What you need to do
Once the pictures are set aside, transcribe the remaining data exactly.

Input records
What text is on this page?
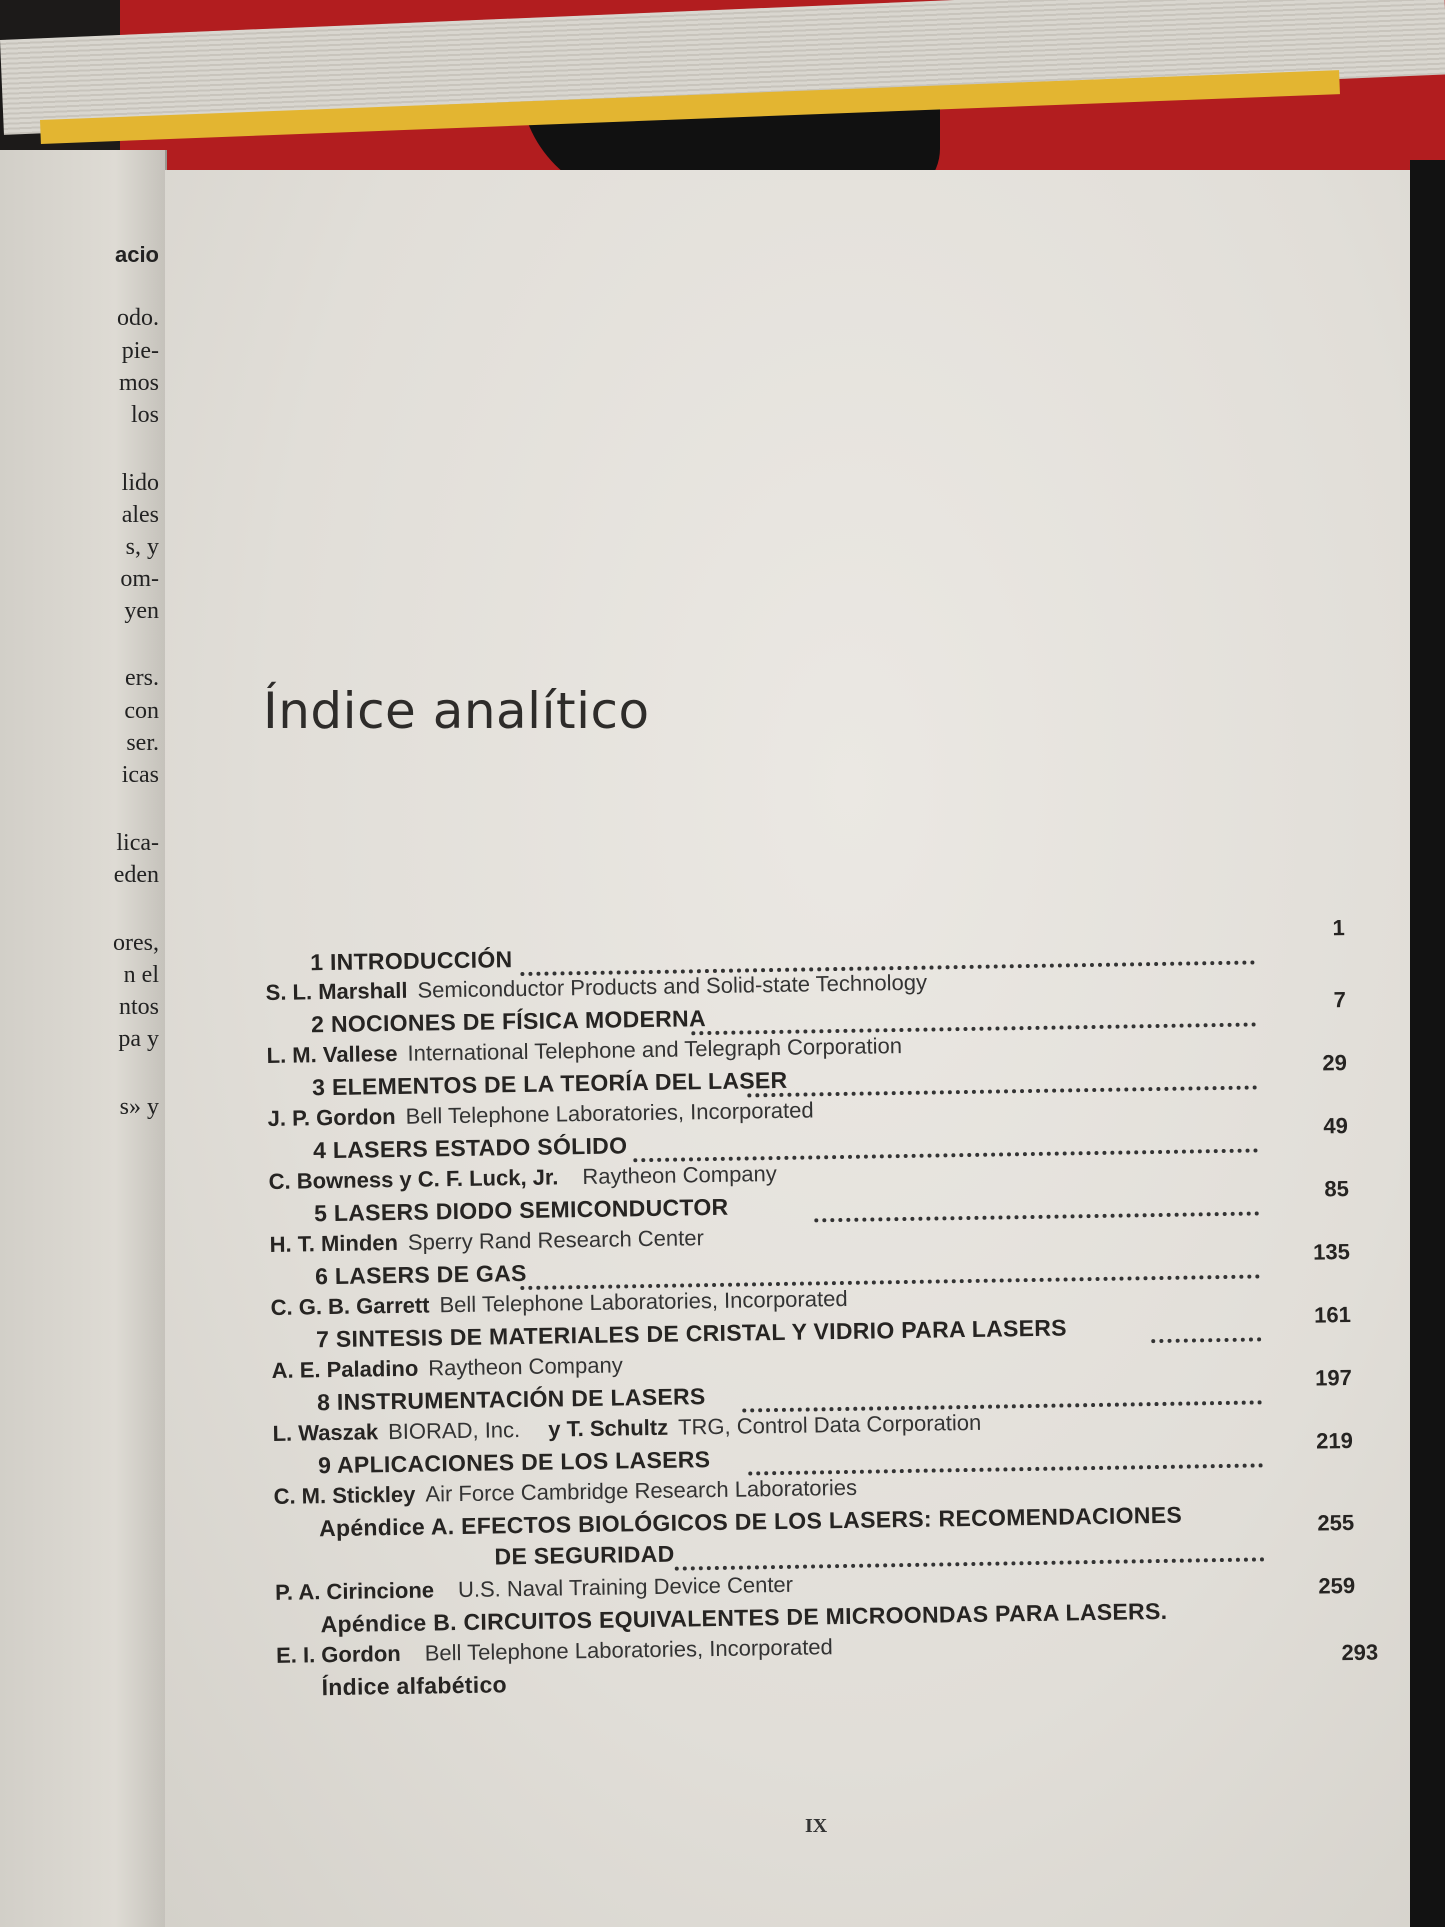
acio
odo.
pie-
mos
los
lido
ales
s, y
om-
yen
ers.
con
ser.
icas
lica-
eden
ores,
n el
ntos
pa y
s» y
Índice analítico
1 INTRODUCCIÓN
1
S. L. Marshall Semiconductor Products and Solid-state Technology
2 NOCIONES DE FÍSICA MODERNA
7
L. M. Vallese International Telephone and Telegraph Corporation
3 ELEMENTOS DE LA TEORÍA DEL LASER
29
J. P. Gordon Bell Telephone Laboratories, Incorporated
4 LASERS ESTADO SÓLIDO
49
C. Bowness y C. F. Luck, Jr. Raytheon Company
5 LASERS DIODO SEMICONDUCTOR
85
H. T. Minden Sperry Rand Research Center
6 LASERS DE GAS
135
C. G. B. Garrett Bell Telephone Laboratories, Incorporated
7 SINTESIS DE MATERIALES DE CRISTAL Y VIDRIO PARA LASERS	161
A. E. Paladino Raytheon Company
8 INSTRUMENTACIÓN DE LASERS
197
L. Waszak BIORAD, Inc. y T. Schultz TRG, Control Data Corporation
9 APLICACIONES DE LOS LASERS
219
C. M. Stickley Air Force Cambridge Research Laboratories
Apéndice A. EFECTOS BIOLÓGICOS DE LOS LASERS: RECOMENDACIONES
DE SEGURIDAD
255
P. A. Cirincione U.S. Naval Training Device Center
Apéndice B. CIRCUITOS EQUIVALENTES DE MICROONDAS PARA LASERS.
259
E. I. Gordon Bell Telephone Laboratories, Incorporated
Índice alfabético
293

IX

Written response
What text is on this page?
acio
odo.
pie-
mos
los
lido
ales
s, y
om-
yen
ers.
con
ser.
icas
lica-
eden
ores,
n el
ntos
pa y
s» y
Índice analítico
1 INTRODUCCIÓN
1
S. L. Marshall Semiconductor Products and Solid-state Technology
2 NOCIONES DE FÍSICA MODERNA
7
L. M. Vallese International Telephone and Telegraph Corporation
3 ELEMENTOS DE LA TEORÍA DEL LASER
29
J. P. Gordon Bell Telephone Laboratories, Incorporated
4 LASERS ESTADO SÓLIDO
49
C. Bowness y C. F. Luck, Jr. Raytheon Company
5 LASERS DIODO SEMICONDUCTOR
85
H. T. Minden Sperry Rand Research Center
6 LASERS DE GAS
135
C. G. B. Garrett Bell Telephone Laboratories, Incorporated
7 SINTESIS DE MATERIALES DE CRISTAL Y VIDRIO PARA LASERS	161
A. E. Paladino Raytheon Company
8 INSTRUMENTACIÓN DE LASERS
197
L. Waszak BIORAD, Inc. y T. Schultz TRG, Control Data Corporation
9 APLICACIONES DE LOS LASERS
219
C. M. Stickley Air Force Cambridge Research Laboratories
Apéndice A. EFECTOS BIOLÓGICOS DE LOS LASERS: RECOMENDACIONES
DE SEGURIDAD
255
P. A. Cirincione U.S. Naval Training Device Center
Apéndice B. CIRCUITOS EQUIVALENTES DE MICROONDAS PARA LASERS.
259
E. I. Gordon Bell Telephone Laboratories, Incorporated
Índice alfabético
293

IX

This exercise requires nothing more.